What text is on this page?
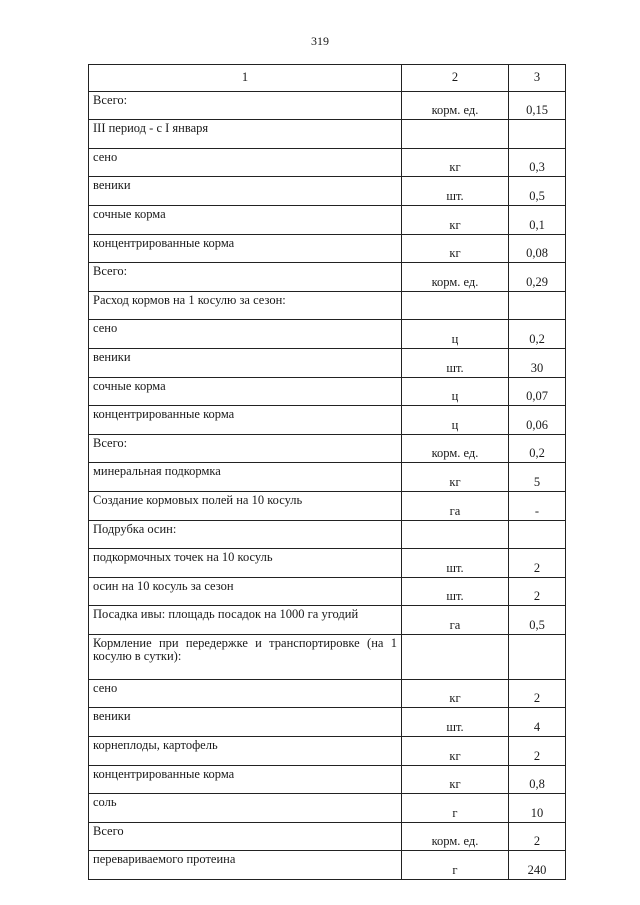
319
1	2	3
Всего:	корм. ед.	0,15
III период - с I января		
сено	кг	0,3
веники	шт.	0,5
сочные корма	кг	0,1
концентрированные корма	кг	0,08
Всего:	корм. ед.	0,29
Расход кормов на 1 косулю за сезон:		
сено	ц	0,2
веники	шт.	30
сочные корма	ц	0,07
концентрированные корма	ц	0,06
Всего:	корм. ед.	0,2
минеральная подкормка	кг	5
Создание кормовых полей на 10 косуль	га	-
Подрубка осин:		
подкормочных точек на 10 косуль	шт.	2
осин на 10 косуль за сезон	шт.	2
Посадка ивы: площадь посадок на 1000 га угодий	га	0,5
Кормление при передержке и транспортировке (на 1 косулю в сутки):		
сено	кг	2
веники	шт.	4
корнеплоды, картофель	кг	2
концентрированные корма	кг	0,8
соль	г	10
Всего	корм. ед.	2
перевариваемого протеина	г	240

# WORK INSTRUCTIONS
Return each line where "косулю" shows up.

# RESULT FOR THIS EXERCISE
Расход кормов на 1 косулю за сезон:		
Кормление при передержке и транспортировке (на 1 косулю в сутки):		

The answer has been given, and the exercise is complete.